- _DATASET EXTRACT_:
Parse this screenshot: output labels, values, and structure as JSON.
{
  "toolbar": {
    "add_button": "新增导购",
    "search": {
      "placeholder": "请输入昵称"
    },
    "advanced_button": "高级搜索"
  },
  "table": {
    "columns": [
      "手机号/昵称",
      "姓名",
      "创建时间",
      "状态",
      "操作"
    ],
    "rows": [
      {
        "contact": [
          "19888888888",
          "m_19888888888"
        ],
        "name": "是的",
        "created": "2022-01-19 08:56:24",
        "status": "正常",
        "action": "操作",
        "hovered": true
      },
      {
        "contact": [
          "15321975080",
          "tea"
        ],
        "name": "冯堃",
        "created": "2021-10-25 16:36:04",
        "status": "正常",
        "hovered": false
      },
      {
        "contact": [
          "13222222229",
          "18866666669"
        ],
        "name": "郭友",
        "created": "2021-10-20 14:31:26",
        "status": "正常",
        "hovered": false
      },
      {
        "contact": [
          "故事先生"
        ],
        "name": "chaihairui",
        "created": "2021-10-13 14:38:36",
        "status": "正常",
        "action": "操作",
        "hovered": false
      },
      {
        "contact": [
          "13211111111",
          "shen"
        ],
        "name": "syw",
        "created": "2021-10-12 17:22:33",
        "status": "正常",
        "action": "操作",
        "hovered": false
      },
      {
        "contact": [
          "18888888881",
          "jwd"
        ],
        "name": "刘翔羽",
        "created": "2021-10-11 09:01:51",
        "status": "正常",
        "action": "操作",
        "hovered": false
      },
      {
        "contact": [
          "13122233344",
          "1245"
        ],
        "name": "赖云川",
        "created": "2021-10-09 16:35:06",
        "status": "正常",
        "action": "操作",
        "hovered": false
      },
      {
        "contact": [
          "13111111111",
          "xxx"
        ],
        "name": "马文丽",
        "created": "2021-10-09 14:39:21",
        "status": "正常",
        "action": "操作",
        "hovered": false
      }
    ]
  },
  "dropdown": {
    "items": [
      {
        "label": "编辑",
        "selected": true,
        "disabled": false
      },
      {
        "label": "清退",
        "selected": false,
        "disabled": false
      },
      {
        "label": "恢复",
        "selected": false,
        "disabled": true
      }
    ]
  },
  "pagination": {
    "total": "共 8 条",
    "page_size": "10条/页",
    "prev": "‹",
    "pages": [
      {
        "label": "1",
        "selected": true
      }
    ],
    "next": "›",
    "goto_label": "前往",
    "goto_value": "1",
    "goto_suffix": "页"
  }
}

- _WHAT THE TASK ASKS_: In full and verbatim, repeat the records given above.

- _RESULT OF THE EXERCISE_:
Parse this screenshot: output labels, values, and structure as JSON.
{
  "toolbar": {
    "add_button": "新增导购",
    "search": {
      "placeholder": "请输入昵称"
    },
    "advanced_button": "高级搜索"
  },
  "table": {
    "columns": [
      "手机号/昵称",
      "姓名",
      "创建时间",
      "状态",
      "操作"
    ],
    "rows": [
      {
        "contact": [
          "19888888888",
          "m_19888888888"
        ],
        "name": "是的",
        "created": "2022-01-19 08:56:24",
        "status": "正常",
        "action": "操作",
        "hovered": true
      },
      {
        "contact": [
          "15321975080",
          "tea"
        ],
        "name": "冯堃",
        "created": "2021-10-25 16:36:04",
        "status": "正常",
        "hovered": false
      },
      {
        "contact": [
          "13222222229",
          "18866666669"
        ],
        "name": "郭友",
        "created": "2021-10-20 14:31:26",
        "status": "正常",
        "hovered": false
      },
      {
        "contact": [
          "故事先生"
        ],
        "name": "chaihairui",
        "created": "2021-10-13 14:38:36",
        "status": "正常",
        "action": "操作",
        "hovered": false
      },
      {
        "contact": [
          "13211111111",
          "shen"
        ],
        "name": "syw",
        "created": "2021-10-12 17:22:33",
        "status": "正常",
        "action": "操作",
        "hovered": false
      },
      {
        "contact": [
          "18888888881",
          "jwd"
        ],
        "name": "刘翔羽",
        "created": "2021-10-11 09:01:51",
        "status": "正常",
        "action": "操作",
        "hovered": false
      },
      {
        "contact": [
          "13122233344",
          "1245"
        ],
        "name": "赖云川",
        "created": "2021-10-09 16:35:06",
        "status": "正常",
        "action": "操作",
        "hovered": false
      },
      {
        "contact": [
          "13111111111",
          "xxx"
        ],
        "name": "马文丽",
        "created": "2021-10-09 14:39:21",
        "status": "正常",
        "action": "操作",
        "hovered": false
      }
    ]
  },
  "dropdown": {
    "items": [
      {
        "label": "编辑",
        "selected": true,
        "disabled": false
      },
      {
        "label": "清退",
        "selected": false,
        "disabled": false
      },
      {
        "label": "恢复",
        "selected": false,
        "disabled": true
      }
    ]
  },
  "pagination": {
    "total": "共 8 条",
    "page_size": "10条/页",
    "prev": "‹",
    "pages": [
      {
        "label": "1",
        "selected": true
      }
    ],
    "next": "›",
    "goto_label": "前往",
    "goto_value": "1",
    "goto_suffix": "页"
  }
}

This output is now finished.